→ Written instruction: Reproduce the data exactly.

-=-=-

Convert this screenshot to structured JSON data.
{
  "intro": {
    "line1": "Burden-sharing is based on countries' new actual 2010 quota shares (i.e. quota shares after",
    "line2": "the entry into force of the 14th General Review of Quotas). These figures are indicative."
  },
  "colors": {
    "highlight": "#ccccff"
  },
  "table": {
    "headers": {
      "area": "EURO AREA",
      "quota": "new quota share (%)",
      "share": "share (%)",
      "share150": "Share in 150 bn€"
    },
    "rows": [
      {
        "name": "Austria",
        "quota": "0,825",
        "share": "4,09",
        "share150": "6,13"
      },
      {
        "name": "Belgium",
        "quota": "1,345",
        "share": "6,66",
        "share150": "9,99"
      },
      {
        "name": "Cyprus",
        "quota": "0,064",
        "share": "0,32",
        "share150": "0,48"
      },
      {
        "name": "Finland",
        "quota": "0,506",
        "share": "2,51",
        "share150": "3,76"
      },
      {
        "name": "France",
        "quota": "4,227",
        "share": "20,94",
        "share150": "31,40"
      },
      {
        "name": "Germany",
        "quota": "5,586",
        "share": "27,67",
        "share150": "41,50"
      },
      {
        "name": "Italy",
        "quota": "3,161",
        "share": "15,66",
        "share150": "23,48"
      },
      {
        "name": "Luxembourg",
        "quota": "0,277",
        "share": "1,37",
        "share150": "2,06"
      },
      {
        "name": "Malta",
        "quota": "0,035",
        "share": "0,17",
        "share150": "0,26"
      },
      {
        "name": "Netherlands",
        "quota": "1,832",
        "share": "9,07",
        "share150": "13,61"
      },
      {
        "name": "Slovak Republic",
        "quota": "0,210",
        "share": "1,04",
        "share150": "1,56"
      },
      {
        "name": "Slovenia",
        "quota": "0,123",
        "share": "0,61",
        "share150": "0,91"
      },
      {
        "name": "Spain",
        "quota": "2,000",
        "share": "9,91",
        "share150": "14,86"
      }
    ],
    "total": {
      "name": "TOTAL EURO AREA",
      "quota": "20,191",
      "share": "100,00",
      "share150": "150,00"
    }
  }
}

-=-=-

→ Result for this exercise:
Convert this screenshot to structured JSON data.
{
  "intro": {
    "line1": "Burden-sharing is based on countries' new actual 2010 quota shares (i.e. quota shares after",
    "line2": "the entry into force of the 14th General Review of Quotas). These figures are indicative."
  },
  "colors": {
    "highlight": "#ccccff"
  },
  "table": {
    "headers": {
      "area": "EURO AREA",
      "quota": "new quota share (%)",
      "share": "share (%)",
      "share150": "Share in 150 bn€"
    },
    "rows": [
      {
        "name": "Austria",
        "quota": "0,825",
        "share": "4,09",
        "share150": "6,13"
      },
      {
        "name": "Belgium",
        "quota": "1,345",
        "share": "6,66",
        "share150": "9,99"
      },
      {
        "name": "Cyprus",
        "quota": "0,064",
        "share": "0,32",
        "share150": "0,48"
      },
      {
        "name": "Finland",
        "quota": "0,506",
        "share": "2,51",
        "share150": "3,76"
      },
      {
        "name": "France",
        "quota": "4,227",
        "share": "20,94",
        "share150": "31,40"
      },
      {
        "name": "Germany",
        "quota": "5,586",
        "share": "27,67",
        "share150": "41,50"
      },
      {
        "name": "Italy",
        "quota": "3,161",
        "share": "15,66",
        "share150": "23,48"
      },
      {
        "name": "Luxembourg",
        "quota": "0,277",
        "share": "1,37",
        "share150": "2,06"
      },
      {
        "name": "Malta",
        "quota": "0,035",
        "share": "0,17",
        "share150": "0,26"
      },
      {
        "name": "Netherlands",
        "quota": "1,832",
        "share": "9,07",
        "share150": "13,61"
      },
      {
        "name": "Slovak Republic",
        "quota": "0,210",
        "share": "1,04",
        "share150": "1,56"
      },
      {
        "name": "Slovenia",
        "quota": "0,123",
        "share": "0,61",
        "share150": "0,91"
      },
      {
        "name": "Spain",
        "quota": "2,000",
        "share": "9,91",
        "share150": "14,86"
      }
    ],
    "total": {
      "name": "TOTAL EURO AREA",
      "quota": "20,191",
      "share": "100,00",
      "share150": "150,00"
    }
  }
}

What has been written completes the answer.